### The task
Look through the data below. Collect every line where the word "pueden" occurs.

### Records for the task
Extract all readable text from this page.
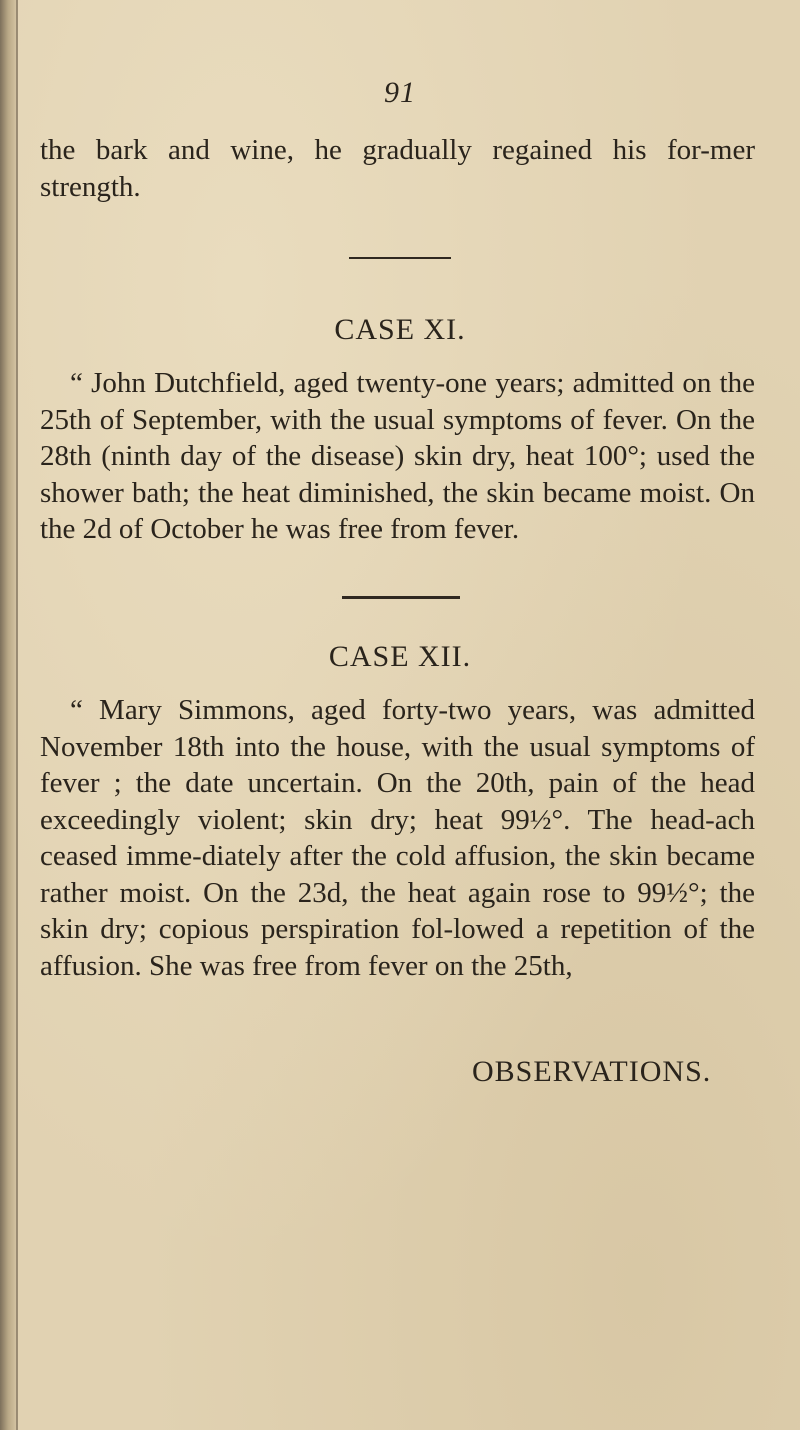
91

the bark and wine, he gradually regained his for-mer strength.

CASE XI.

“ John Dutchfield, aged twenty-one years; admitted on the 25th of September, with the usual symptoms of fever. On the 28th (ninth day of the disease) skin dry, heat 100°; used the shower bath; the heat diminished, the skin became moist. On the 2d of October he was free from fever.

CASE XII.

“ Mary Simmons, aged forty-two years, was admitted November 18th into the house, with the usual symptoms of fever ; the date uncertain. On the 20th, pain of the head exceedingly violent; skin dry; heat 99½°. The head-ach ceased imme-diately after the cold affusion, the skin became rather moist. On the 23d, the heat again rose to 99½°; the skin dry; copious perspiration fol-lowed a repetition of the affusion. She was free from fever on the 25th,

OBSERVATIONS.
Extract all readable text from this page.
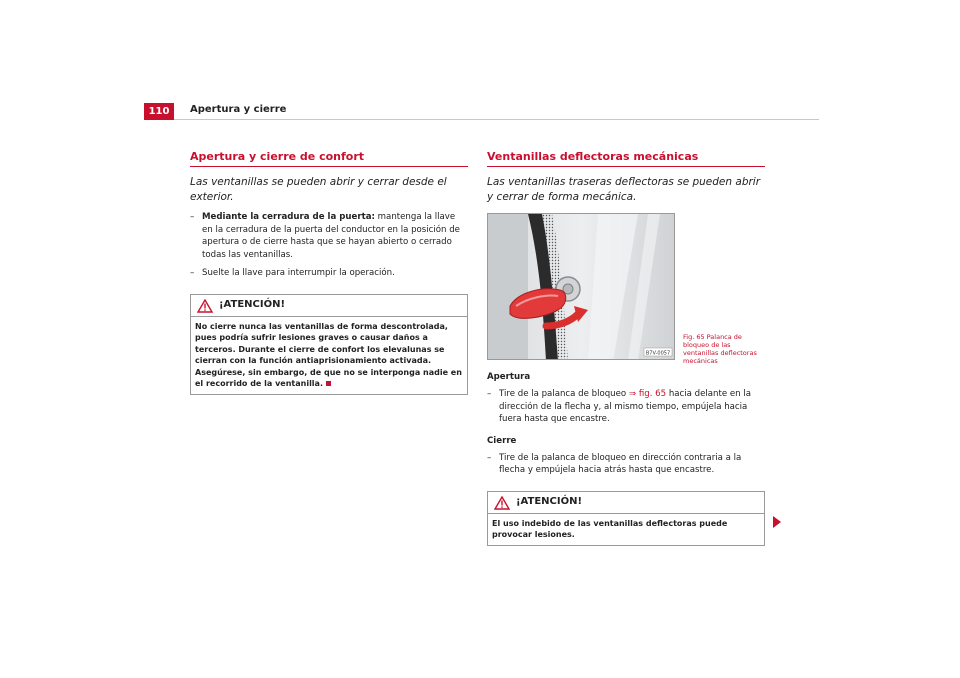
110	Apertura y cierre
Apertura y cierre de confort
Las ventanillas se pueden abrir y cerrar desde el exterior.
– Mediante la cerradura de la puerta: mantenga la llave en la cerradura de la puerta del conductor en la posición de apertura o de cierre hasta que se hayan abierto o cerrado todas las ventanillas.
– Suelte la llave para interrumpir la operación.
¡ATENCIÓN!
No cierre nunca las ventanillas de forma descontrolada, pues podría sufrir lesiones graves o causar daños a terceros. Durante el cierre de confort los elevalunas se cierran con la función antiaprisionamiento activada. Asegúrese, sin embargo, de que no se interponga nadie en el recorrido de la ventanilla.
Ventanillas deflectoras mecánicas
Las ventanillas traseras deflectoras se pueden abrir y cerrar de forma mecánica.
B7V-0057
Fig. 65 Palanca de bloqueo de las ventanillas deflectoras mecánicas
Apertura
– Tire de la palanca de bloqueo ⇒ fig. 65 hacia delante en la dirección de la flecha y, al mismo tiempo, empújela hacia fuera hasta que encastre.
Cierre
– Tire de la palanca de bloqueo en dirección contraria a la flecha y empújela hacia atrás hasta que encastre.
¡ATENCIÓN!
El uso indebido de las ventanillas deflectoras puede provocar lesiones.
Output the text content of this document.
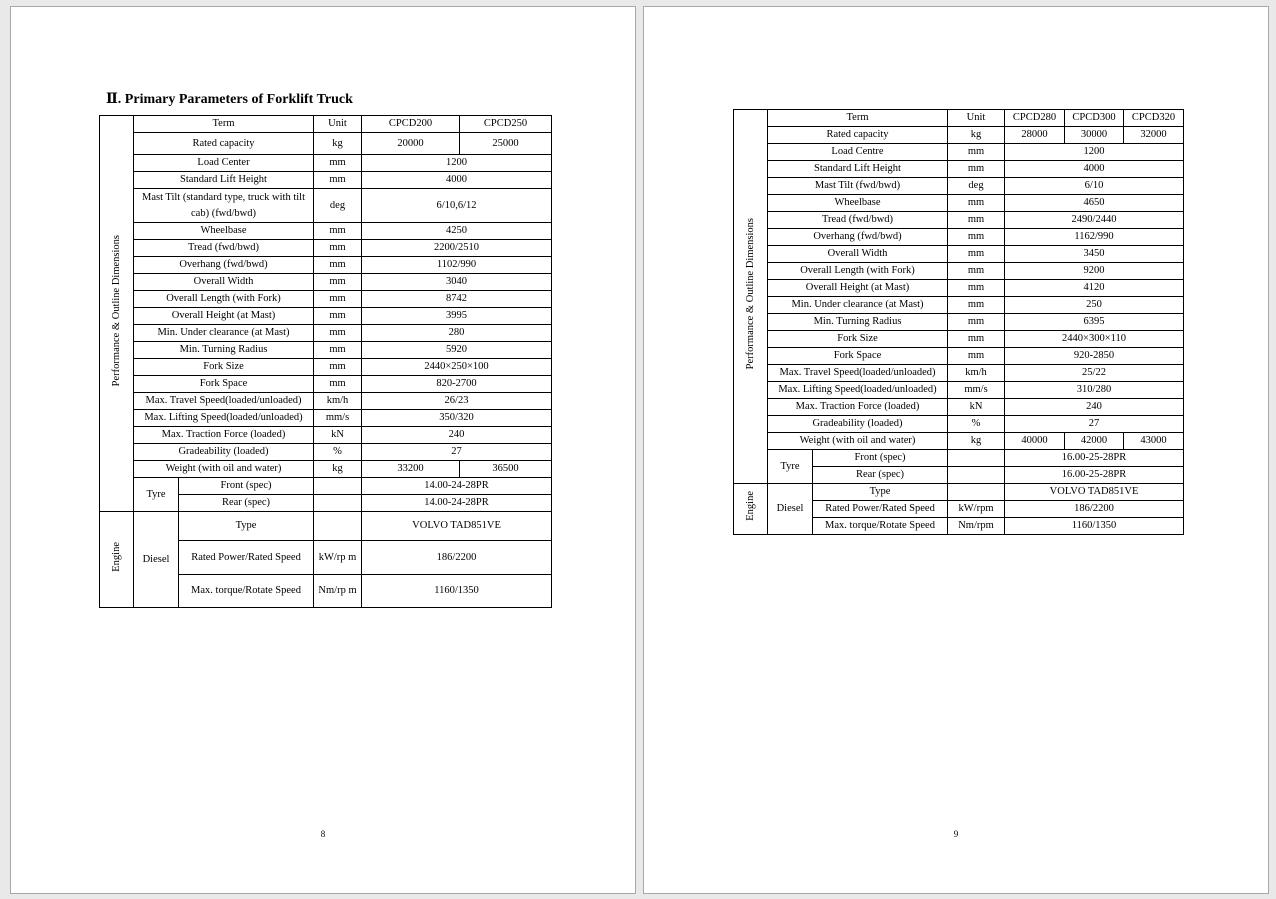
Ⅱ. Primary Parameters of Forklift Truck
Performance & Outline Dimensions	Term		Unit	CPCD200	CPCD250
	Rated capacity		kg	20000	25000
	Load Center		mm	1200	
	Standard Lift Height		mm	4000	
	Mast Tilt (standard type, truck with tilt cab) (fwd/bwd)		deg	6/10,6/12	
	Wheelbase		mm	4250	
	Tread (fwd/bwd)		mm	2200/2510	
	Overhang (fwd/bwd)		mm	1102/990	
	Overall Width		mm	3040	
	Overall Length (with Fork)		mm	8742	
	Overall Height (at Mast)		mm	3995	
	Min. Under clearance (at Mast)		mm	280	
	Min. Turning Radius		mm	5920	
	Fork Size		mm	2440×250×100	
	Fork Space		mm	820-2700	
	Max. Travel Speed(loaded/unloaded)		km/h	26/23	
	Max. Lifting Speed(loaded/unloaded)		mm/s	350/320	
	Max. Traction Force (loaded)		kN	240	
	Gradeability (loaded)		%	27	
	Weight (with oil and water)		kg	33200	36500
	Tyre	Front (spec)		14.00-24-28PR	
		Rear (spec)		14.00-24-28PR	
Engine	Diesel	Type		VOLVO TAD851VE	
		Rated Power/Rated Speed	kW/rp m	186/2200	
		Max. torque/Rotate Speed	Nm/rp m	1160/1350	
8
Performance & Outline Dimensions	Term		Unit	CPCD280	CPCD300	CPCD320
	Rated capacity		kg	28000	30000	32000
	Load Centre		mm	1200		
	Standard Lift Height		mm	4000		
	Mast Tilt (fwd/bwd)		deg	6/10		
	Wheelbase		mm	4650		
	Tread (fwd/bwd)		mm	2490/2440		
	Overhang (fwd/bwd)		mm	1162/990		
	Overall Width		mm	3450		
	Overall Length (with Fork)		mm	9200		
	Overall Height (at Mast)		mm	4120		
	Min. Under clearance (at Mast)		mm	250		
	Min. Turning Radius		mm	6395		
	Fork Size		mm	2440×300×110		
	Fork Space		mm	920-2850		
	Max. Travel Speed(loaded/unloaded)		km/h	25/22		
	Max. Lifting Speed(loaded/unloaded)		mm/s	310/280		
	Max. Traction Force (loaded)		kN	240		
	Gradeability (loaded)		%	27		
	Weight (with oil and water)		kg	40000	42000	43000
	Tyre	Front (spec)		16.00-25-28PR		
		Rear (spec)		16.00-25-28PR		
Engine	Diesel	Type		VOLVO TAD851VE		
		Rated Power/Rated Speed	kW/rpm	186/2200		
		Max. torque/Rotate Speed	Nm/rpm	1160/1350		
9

### Task answer
Las ventanillas se pueden abrir y cerrar desde el exterior.
Las ventanillas traseras deflectoras se pueden abrir y cerrar de forma mecánica.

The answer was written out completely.